**RECORDS FOR THIS TASK:**
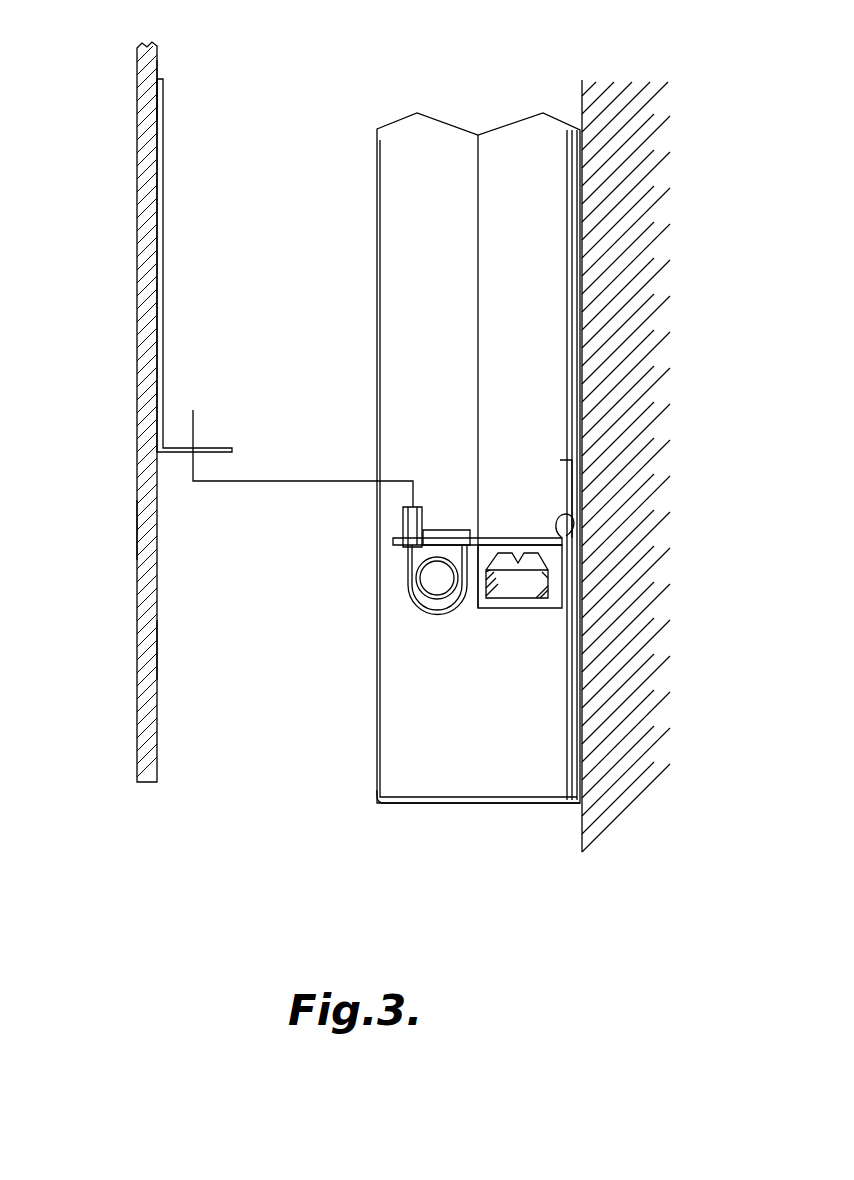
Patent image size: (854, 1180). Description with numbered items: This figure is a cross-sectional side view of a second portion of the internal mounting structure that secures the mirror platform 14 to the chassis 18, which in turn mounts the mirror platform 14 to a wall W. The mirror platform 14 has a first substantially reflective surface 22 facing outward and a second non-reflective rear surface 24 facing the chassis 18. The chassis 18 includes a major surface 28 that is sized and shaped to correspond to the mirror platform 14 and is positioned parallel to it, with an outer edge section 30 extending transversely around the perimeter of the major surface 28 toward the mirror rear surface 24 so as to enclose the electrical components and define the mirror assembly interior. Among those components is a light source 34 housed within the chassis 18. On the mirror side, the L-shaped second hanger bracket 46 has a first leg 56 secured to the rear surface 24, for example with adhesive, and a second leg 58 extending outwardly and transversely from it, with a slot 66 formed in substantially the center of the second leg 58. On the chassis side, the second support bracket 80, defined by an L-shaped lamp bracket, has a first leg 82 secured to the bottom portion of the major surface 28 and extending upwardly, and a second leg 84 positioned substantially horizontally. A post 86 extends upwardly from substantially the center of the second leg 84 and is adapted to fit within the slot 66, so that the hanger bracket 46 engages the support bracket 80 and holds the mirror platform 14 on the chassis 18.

The mirror platform 14 is at (125, 782).
The first substantially reflective surface 22 is at (140, 540).
The rear surface 24 is at (158, 650).
The second hanger bracket 46 is at (178, 98).
The first leg 56 is at (163, 216).
The slot 66 is at (196, 448).
The second leg 58 is at (232, 450).
The chassis 18 is at (541, 816).
The major surface 28 is at (575, 245).
The outer edge section 30 is at (470, 805).
The second support bracket 80 is at (497, 518).
The post 86 is at (408, 512).
The light source 34 is at (446, 620).
The second leg 84 is at (568, 530).
The first leg 82 is at (574, 487).
The wall W is at (646, 112).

**TASK DESCRIPTION:** Convert the items above into a JSON list of strings, one string per line, starting at the beginning of the items and ending with the line that contains "The light source 34 is at (446, 620).", with both ends included. Leave out blank lines and the pictures.

**ANSWER TO THE TASK:**
[
  "Patent image size: (854, 1180). Description with numbered items: This figure is a cross-sectional side view of a second portion of the internal mounting structure that secures the mirror platform 14 to the chassis 18, which in turn mounts the mirror platform 14 to a wall W. The mirror platform 14 has a first substantially reflective surface 22 facing outward and a second non-reflective rear surface 24 facing the chassis 18. The chassis 18 includes a major surface 28 that is sized and shaped to correspond to the mirror platform 14 and is positioned parallel to it, with an outer edge section 30 extending transversely around the perimeter of the major surface 28 toward the mirror rear surface 24 so as to enclose the electrical components and define the mirror assembly interior. Among those components is a light source 34 housed within the chassis 18. On the mirror side, the L-shaped second hanger bracket 46 has a first leg 56 secured to the rear surface 24, for example with adhesive, and a second leg 58 extending outwardly and transversely from it, with a slot 66 formed in substantially the center of the second leg 58. On the chassis side, the second support bracket 80, defined by an L-shaped lamp bracket, has a first leg 82 secured to the bottom portion of the major surface 28 and extending upwardly, and a second leg 84 positioned substantially horizontally. A post 86 extends upwardly from substantially the center of the second leg 84 and is adapted to fit within the slot 66, so that the hanger bracket 46 engages the support bracket 80 and holds the mirror platform 14 on the chassis 18.",
  "The mirror platform 14 is at (125, 782).",
  "The first substantially reflective surface 22 is at (140, 540).",
  "The rear surface 24 is at (158, 650).",
  "The second hanger bracket 46 is at (178, 98).",
  "The first leg 56 is at (163, 216).",
  "The slot 66 is at (196, 448).",
  "The second leg 58 is at (232, 450).",
  "The chassis 18 is at (541, 816).",
  "The major surface 28 is at (575, 245).",
  "The outer edge section 30 is at (470, 805).",
  "The second support bracket 80 is at (497, 518).",
  "The post 86 is at (408, 512).",
  "The light source 34 is at (446, 620)."
]